(Region boundary data)
** Begin **
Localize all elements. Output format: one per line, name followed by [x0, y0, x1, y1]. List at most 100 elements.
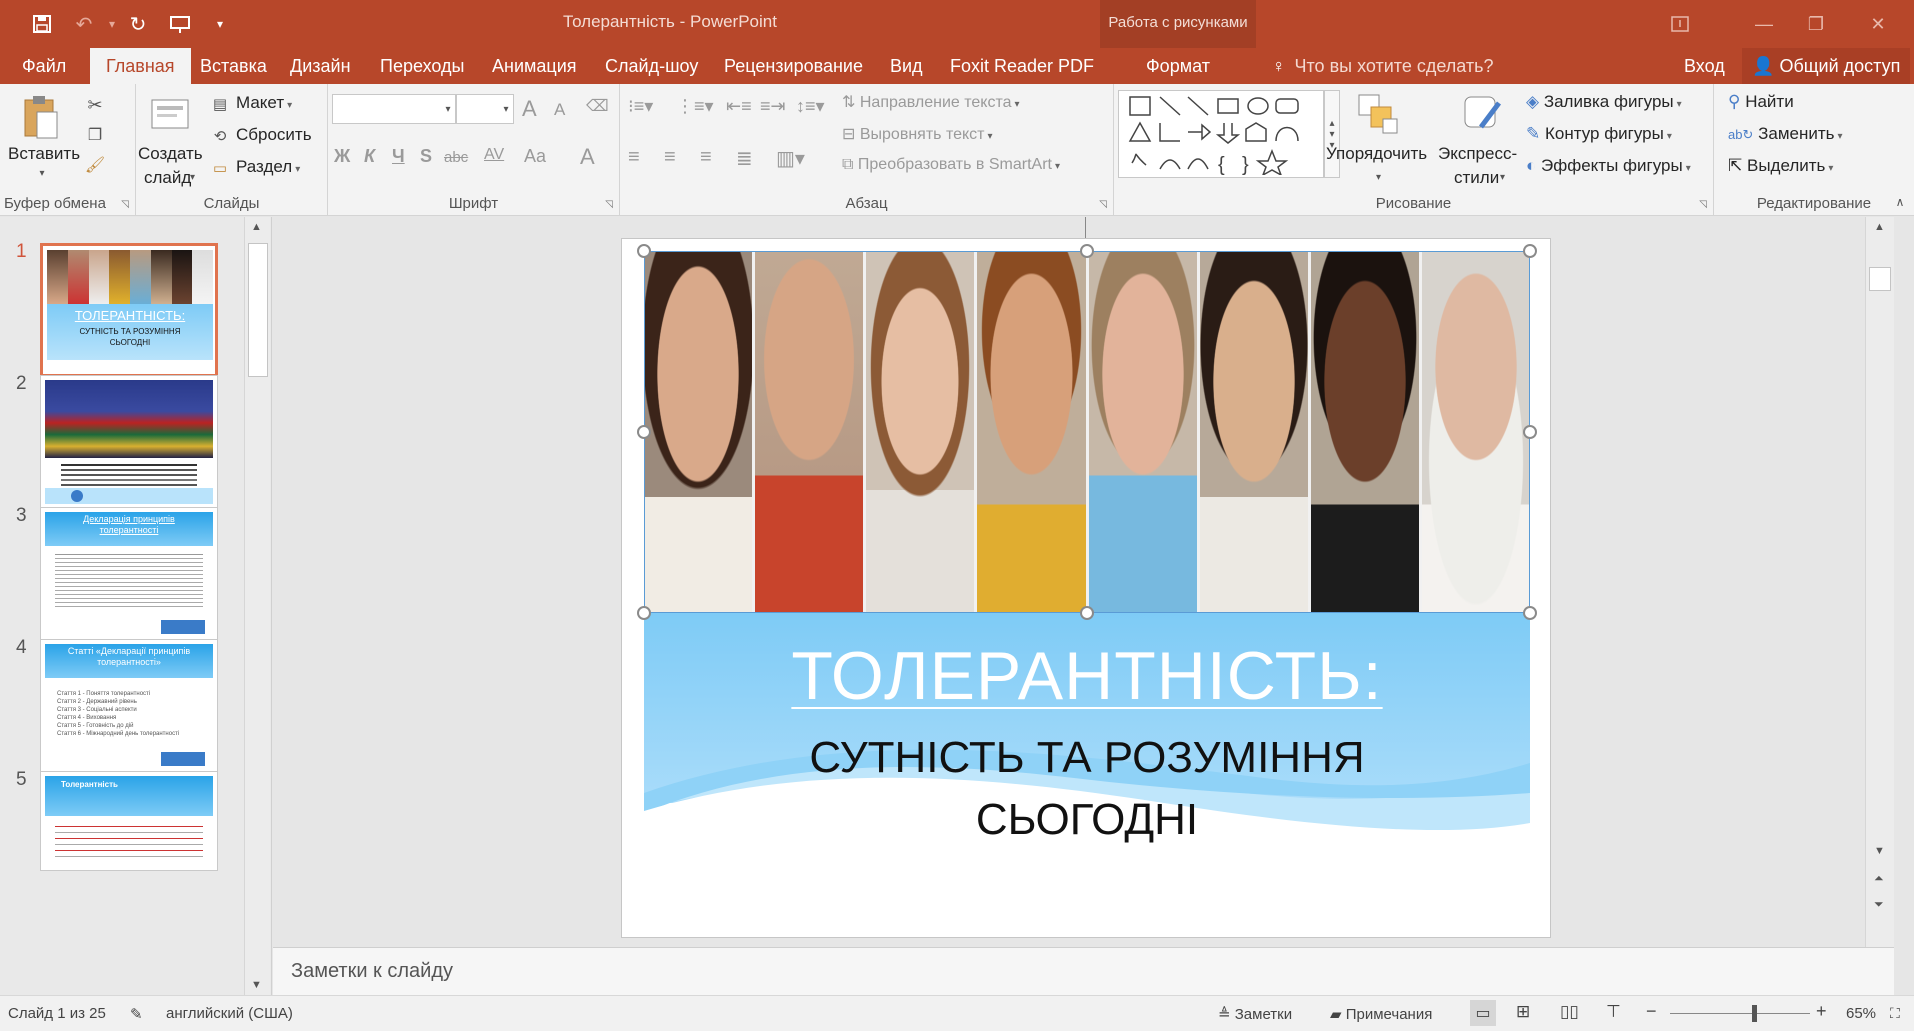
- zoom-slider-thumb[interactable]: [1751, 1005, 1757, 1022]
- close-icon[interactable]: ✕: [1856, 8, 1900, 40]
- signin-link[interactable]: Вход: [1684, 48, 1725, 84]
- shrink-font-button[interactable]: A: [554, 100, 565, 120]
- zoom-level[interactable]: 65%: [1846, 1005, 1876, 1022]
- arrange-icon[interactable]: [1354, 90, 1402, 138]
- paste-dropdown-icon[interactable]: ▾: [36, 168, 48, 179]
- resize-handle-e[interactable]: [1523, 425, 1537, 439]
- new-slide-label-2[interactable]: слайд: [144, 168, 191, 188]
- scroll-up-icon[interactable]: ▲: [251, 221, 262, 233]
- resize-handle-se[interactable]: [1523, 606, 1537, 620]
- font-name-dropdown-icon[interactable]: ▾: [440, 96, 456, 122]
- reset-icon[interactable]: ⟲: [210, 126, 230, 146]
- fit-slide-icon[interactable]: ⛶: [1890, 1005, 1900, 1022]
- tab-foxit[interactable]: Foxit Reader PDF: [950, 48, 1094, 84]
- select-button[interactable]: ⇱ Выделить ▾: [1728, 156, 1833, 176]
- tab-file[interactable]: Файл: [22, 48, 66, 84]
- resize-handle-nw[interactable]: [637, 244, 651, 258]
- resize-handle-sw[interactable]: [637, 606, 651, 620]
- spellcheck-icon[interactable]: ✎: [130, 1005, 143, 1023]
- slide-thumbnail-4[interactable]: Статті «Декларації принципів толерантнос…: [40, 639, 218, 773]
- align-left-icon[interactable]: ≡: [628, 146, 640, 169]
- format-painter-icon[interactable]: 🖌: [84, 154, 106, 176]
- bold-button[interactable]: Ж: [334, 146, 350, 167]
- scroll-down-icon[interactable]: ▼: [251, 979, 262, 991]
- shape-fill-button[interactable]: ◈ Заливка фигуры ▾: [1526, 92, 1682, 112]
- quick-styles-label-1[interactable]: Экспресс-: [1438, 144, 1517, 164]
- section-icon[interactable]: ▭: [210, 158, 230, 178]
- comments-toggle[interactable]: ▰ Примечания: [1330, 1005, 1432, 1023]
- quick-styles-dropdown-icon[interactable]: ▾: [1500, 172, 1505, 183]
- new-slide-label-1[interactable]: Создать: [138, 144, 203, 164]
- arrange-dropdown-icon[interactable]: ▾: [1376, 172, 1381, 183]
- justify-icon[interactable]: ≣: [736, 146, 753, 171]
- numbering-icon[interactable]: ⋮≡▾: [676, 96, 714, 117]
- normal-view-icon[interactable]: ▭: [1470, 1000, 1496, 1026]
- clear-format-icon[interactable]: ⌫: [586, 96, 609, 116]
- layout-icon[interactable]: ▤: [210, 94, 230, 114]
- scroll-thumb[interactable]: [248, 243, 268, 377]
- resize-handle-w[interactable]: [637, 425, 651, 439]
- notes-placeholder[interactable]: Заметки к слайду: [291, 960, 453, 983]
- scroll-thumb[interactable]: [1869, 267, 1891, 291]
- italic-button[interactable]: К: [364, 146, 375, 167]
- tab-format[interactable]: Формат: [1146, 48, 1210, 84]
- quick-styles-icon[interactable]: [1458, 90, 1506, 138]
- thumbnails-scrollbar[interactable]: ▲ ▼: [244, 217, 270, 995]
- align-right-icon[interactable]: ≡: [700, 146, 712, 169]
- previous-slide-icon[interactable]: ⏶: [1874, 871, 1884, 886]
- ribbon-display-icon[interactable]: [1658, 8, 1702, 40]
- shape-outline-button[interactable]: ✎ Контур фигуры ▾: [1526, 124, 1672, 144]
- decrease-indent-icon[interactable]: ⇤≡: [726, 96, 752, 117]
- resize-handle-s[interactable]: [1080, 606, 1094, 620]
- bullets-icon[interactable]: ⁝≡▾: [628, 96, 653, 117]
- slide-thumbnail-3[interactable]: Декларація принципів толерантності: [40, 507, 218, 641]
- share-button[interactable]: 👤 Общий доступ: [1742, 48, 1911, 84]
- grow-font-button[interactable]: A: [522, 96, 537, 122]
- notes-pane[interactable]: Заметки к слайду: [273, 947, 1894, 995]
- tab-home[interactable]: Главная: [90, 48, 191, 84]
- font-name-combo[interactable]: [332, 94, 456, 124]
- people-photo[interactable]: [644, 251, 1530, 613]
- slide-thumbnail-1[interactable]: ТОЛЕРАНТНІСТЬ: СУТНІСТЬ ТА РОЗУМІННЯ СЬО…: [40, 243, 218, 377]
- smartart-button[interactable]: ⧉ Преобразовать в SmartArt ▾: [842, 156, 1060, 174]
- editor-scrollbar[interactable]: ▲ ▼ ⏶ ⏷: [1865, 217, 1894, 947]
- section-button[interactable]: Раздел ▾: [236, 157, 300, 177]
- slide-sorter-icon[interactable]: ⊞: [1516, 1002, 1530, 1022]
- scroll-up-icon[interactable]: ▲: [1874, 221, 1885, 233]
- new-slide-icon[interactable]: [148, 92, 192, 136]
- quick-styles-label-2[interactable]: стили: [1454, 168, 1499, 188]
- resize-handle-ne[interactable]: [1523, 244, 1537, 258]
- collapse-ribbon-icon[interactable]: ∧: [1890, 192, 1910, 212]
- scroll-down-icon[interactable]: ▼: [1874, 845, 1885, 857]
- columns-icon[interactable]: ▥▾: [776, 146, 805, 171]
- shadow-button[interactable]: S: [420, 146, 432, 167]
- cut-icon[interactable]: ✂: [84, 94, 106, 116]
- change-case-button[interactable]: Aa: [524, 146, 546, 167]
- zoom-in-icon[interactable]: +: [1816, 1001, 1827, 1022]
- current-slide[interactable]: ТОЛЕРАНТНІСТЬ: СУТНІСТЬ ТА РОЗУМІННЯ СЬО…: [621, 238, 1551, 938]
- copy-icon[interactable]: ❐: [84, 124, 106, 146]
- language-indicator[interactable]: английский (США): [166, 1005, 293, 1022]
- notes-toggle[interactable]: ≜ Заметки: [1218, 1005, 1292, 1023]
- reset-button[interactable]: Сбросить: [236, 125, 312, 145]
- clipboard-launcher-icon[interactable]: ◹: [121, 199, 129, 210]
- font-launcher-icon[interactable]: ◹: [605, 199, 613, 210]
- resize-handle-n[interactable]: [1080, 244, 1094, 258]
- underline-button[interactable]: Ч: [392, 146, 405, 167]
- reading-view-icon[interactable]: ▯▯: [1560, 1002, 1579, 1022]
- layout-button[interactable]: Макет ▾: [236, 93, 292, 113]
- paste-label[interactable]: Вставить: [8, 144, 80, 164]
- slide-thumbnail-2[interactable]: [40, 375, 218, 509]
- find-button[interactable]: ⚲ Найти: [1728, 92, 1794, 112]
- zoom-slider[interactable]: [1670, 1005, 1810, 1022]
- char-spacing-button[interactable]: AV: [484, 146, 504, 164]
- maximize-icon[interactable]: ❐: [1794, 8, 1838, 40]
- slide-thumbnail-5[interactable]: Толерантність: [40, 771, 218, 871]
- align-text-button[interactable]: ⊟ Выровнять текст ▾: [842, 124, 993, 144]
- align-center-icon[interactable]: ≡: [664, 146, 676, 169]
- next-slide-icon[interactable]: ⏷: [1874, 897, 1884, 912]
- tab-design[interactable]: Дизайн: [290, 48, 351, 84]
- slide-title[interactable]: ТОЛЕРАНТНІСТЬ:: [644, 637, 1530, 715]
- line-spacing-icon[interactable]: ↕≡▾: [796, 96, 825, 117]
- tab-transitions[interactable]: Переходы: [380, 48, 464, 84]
** End **
Can you output every line of the entries above as a Markdown table with the columns Number and Line, numbering each row and leaving out blank lines? Don't include the pictures.

| Number | Line |
|---|---|
| 1 | Localize all elements. Output format: one per line, name followed by [x0, y0, x1, y1]. List at most 100 elements. |
| 2 | - zoom-slider-thumb[interactable]: [1751, 1005, 1757, 1022] |
| 3 | - close-icon[interactable]: ✕: [1856, 8, 1900, 40] |
| 4 | - signin-link[interactable]: Вход: [1684, 48, 1725, 84] |
| 5 | - shrink-font-button[interactable]: A: [554, 100, 565, 120] |
| 6 | - zoom-level[interactable]: 65%: [1846, 1005, 1876, 1022] |
| 7 | - arrange-icon[interactable]: [1354, 90, 1402, 138] |
| 8 | - paste-dropdown-icon[interactable]: ▾: [36, 168, 48, 179] |
| 9 | - resize-handle-e[interactable]: [1523, 425, 1537, 439] |
| 10 | - new-slide-label-2[interactable]: слайд: [144, 168, 191, 188] |
| 11 | - scroll-up-icon[interactable]: ▲: [251, 221, 262, 233] |
| 12 | - resize-handle-se[interactable]: [1523, 606, 1537, 620] |
| 13 | - font-name-dropdown-icon[interactable]: ▾: [440, 96, 456, 122] |
| 14 | - reset-icon[interactable]: ⟲: [210, 126, 230, 146] |
| 15 | - fit-slide-icon[interactable]: ⛶: [1890, 1005, 1900, 1022] |
| 16 | - tab-foxit[interactable]: Foxit Reader PDF: [950, 48, 1094, 84] |
| 17 | - select-button[interactable]: ⇱ Выделить ▾: [1728, 156, 1833, 176] |
| 18 | - tab-file[interactable]: Файл: [22, 48, 66, 84] |
| 19 | - resize-handle-nw[interactable]: [637, 244, 651, 258] |
| 20 | - resize-handle-sw[interactable]: [637, 606, 651, 620] |
| 21 | - spellcheck-icon[interactable]: ✎: [130, 1005, 143, 1023] |
| 22 | - slide-thumbnail-4[interactable]: Статті «Декларації принципів толерантнос…: [40, 639, 218, 773] |
| 23 | - align-left-icon[interactable]: ≡: [628, 146, 640, 169] |
| 24 | - format-painter-icon[interactable]: 🖌: [84, 154, 106, 176] |
| 25 | - bold-button[interactable]: Ж: [334, 146, 350, 167] |
| 26 | - scroll-down-icon[interactable]: ▼: [251, 979, 262, 991] |
| 27 | - shape-fill-button[interactable]: ◈ Заливка фигуры ▾: [1526, 92, 1682, 112] |
| 28 | - quick-styles-label-1[interactable]: Экспресс-: [1438, 144, 1517, 164] |
| 29 | - section-icon[interactable]: ▭: [210, 158, 230, 178] |
| 30 | - comments-toggle[interactable]: ▰ Примечания: [1330, 1005, 1432, 1023] |
| 31 | - quick-styles-dropdown-icon[interactable]: ▾: [1500, 172, 1505, 183] |
| 32 | - new-slide-label-1[interactable]: Создать: [138, 144, 203, 164] |
| 33 | - arrange-dropdown-icon[interactable]: ▾: [1376, 172, 1381, 183] |
| 34 | - justify-icon[interactable]: ≣: [736, 146, 753, 171] |
| 35 | - numbering-icon[interactable]: ⋮≡▾: [676, 96, 714, 117] |
| 36 | - normal-view-icon[interactable]: ▭: [1470, 1000, 1496, 1026] |
| 37 | - clear-format-icon[interactable]: ⌫: [586, 96, 609, 116] |
| 38 | - layout-icon[interactable]: ▤: [210, 94, 230, 114] |
| 39 | - scroll-thumb[interactable]: [248, 243, 268, 377] |
| 40 | - resize-handle-w[interactable]: [637, 425, 651, 439] |
| 41 | - notes-placeholder[interactable]: Заметки к слайду: [291, 960, 453, 983] |
| 42 | - scroll-thumb[interactable]: [1869, 267, 1891, 291] |
| 43 | - italic-button[interactable]: К: [364, 146, 375, 167] |
| 44 | - tab-format[interactable]: Формат: [1146, 48, 1210, 84] |
| 45 | - quick-styles-icon[interactable]: [1458, 90, 1506, 138] |
| 46 | - thumbnails-scrollbar[interactable]: ▲ ▼: [244, 217, 270, 995] |
| 47 | - align-right-icon[interactable]: ≡: [700, 146, 712, 169] |
| 48 | - previous-slide-icon[interactable]: ⏶: [1874, 871, 1884, 886] |
| 49 | - ribbon-display-icon[interactable]: [1658, 8, 1702, 40] |
| 50 | - shape-outline-button[interactable]: ✎ Контур фигуры ▾: [1526, 124, 1672, 144] |
| 51 | - decrease-indent-icon[interactable]: ⇤≡: [726, 96, 752, 117] |
| 52 | - resize-handle-s[interactable]: [1080, 606, 1094, 620] |
| 53 | - bullets-icon[interactable]: ⁝≡▾: [628, 96, 653, 117] |
| 54 | - slide-thumbnail-3[interactable]: Декларація принципів толерантності: [40, 507, 218, 641] |
| 55 | - share-button[interactable]: 👤 Общий доступ: [1742, 48, 1911, 84] |
| 56 | - grow-font-button[interactable]: A: [522, 96, 537, 122] |
| 57 | - notes-pane[interactable]: Заметки к слайду: [273, 947, 1894, 995] |
| 58 | - tab-home[interactable]: Главная: [90, 48, 191, 84] |
| 59 | - font-name-combo[interactable]: [332, 94, 456, 124] |
| 60 | - people-photo[interactable]: [644, 251, 1530, 613] |
| 61 | - slide-thumbnail-1[interactable]: ТОЛЕРАНТНІСТЬ: СУТНІСТЬ ТА РОЗУМІННЯ СЬО…: [40, 243, 218, 377] |
| 62 | - smartart-button[interactable]: ⧉ Преобразовать в SmartArt ▾: [842, 156, 1060, 174] |
| 63 | - editor-scrollbar[interactable]: ▲ ▼ ⏶ ⏷: [1865, 217, 1894, 947] |
| 64 | - section-button[interactable]: Раздел ▾: [236, 157, 300, 177] |
| 65 | - slide-sorter-icon[interactable]: ⊞: [1516, 1002, 1530, 1022] |
| 66 | - scroll-up-icon[interactable]: ▲: [1874, 221, 1885, 233] |
| 67 | - new-slide-icon[interactable]: [148, 92, 192, 136] |
| 68 | - quick-styles-label-2[interactable]: стили: [1454, 168, 1499, 188] |
| 69 | - resize-handle-ne[interactable]: [1523, 244, 1537, 258] |
| 70 | - collapse-ribbon-icon[interactable]: ∧: [1890, 192, 1910, 212] |
| 71 | - scroll-down-icon[interactable]: ▼: [1874, 845, 1885, 857] |
| 72 | - columns-icon[interactable]: ▥▾: [776, 146, 805, 171] |
| 73 | - shadow-button[interactable]: S: [420, 146, 432, 167] |
| 74 | - cut-icon[interactable]: ✂: [84, 94, 106, 116] |
| 75 | - change-case-button[interactable]: Aa: [524, 146, 546, 167] |
| 76 | - zoom-in-icon[interactable]: +: [1816, 1001, 1827, 1022] |
| 77 | - current-slide[interactable]: ТОЛЕРАНТНІСТЬ: СУТНІСТЬ ТА РОЗУМІННЯ СЬО…: [621, 238, 1551, 938] |
| 78 | - copy-icon[interactable]: ❐: [84, 124, 106, 146] |
| 79 | - language-indicator[interactable]: английский (США): [166, 1005, 293, 1022] |
| 80 | - notes-toggle[interactable]: ≜ Заметки: [1218, 1005, 1292, 1023] |
| 81 | - reset-button[interactable]: Сбросить: [236, 125, 312, 145] |
| 82 | - clipboard-launcher-icon[interactable]: ◹: [121, 199, 129, 210] |
| 83 | - font-launcher-icon[interactable]: ◹: [605, 199, 613, 210] |
| 84 | - resize-handle-n[interactable]: [1080, 244, 1094, 258] |
| 85 | - underline-button[interactable]: Ч: [392, 146, 405, 167] |
| 86 | - reading-view-icon[interactable]: ▯▯: [1560, 1002, 1579, 1022] |
| 87 | - layout-button[interactable]: Макет ▾: [236, 93, 292, 113] |
| 88 | - paste-label[interactable]: Вставить: [8, 144, 80, 164] |
| 89 | - slide-thumbnail-2[interactable]: [40, 375, 218, 509] |
| 90 | - find-button[interactable]: ⚲ Найти: [1728, 92, 1794, 112] |
| 91 | - zoom-slider[interactable]: [1670, 1005, 1810, 1022] |
| 92 | - char-spacing-button[interactable]: AV: [484, 146, 504, 164] |
| 93 | - maximize-icon[interactable]: ❐: [1794, 8, 1838, 40] |
| 94 | - slide-thumbnail-5[interactable]: Толерантність: [40, 771, 218, 871] |
| 95 | - align-text-button[interactable]: ⊟ Выровнять текст ▾: [842, 124, 993, 144] |
| 96 | - align-center-icon[interactable]: ≡: [664, 146, 676, 169] |
| 97 | - next-slide-icon[interactable]: ⏷: [1874, 897, 1884, 912] |
| 98 | - tab-design[interactable]: Дизайн: [290, 48, 351, 84] |
| 99 | - slide-title[interactable]: ТОЛЕРАНТНІСТЬ:: [644, 637, 1530, 715] |
| 100 | - line-spacing-icon[interactable]: ↕≡▾: [796, 96, 825, 117] |
| 101 | - tab-transitions[interactable]: Переходы: [380, 48, 464, 84] |